— Start Raw data —
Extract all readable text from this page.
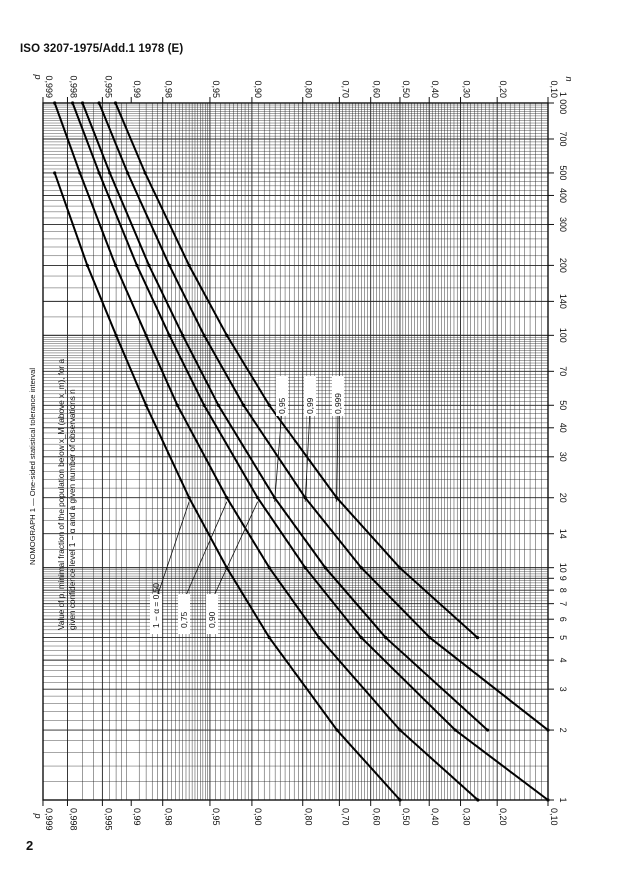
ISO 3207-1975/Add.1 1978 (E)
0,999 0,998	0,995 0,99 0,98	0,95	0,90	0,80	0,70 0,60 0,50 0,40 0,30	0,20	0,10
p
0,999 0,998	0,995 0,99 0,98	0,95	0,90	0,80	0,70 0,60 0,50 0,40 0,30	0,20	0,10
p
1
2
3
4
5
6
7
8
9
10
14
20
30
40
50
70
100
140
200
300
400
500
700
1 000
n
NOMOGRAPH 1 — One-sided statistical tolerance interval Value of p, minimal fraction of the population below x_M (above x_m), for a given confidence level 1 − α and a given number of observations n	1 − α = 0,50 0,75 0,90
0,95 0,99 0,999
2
— End Raw data —
— Start Raw data —
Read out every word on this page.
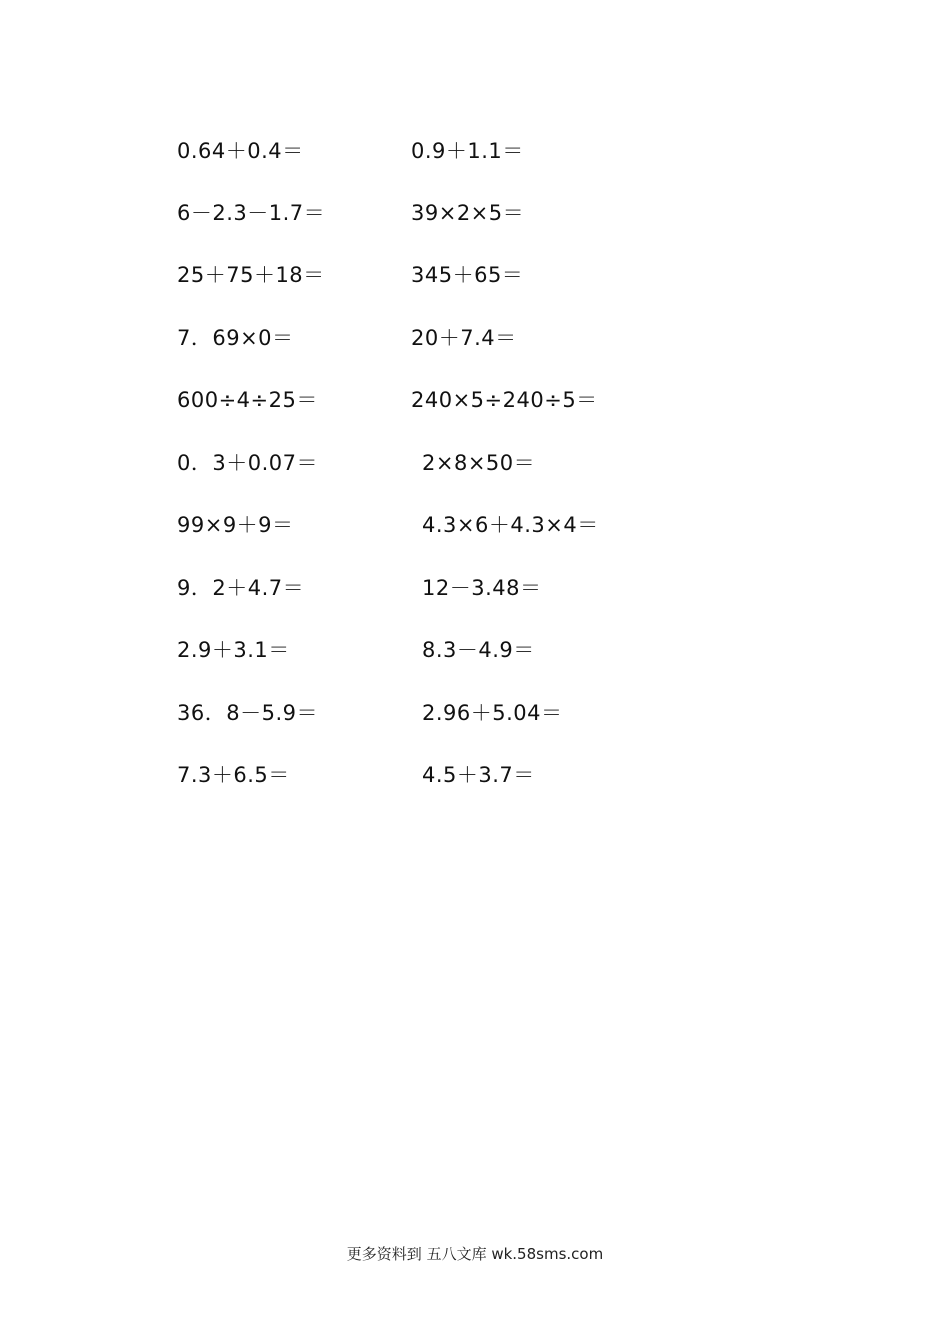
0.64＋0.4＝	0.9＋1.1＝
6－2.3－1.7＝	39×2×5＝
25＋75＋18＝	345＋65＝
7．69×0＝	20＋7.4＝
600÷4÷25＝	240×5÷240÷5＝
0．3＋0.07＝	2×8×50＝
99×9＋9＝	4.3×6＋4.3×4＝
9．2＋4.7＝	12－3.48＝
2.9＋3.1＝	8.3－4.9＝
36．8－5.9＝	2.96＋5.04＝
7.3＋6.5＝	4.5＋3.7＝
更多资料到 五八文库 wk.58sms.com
— End Raw data —
— Start Raw data —
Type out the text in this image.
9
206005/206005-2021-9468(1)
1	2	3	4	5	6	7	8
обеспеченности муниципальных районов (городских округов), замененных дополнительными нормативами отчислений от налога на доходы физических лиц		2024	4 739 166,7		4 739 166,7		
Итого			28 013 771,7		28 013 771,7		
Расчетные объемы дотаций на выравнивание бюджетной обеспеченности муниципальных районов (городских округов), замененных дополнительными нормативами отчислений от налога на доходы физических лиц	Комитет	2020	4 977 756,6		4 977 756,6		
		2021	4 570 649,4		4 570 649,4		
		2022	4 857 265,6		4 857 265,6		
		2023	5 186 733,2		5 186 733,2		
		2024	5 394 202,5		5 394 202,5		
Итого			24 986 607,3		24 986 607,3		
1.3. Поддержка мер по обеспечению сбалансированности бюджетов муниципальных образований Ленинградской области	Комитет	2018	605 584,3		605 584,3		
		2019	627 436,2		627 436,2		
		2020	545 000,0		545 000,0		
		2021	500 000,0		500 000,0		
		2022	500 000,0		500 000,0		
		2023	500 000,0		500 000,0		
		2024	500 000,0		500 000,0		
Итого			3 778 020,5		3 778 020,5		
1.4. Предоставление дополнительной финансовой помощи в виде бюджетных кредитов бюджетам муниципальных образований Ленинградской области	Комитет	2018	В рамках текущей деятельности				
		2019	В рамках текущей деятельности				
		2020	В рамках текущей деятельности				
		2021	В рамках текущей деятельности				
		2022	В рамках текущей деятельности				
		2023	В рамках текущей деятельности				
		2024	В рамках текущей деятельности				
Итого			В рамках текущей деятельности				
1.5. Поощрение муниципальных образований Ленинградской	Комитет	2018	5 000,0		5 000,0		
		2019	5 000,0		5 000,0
— End Raw data —
> [Problem requirements]:
Copy each line that contains the word "page".

> [Task solution]:
Extract all readable text from this page.
Read out every word on this page.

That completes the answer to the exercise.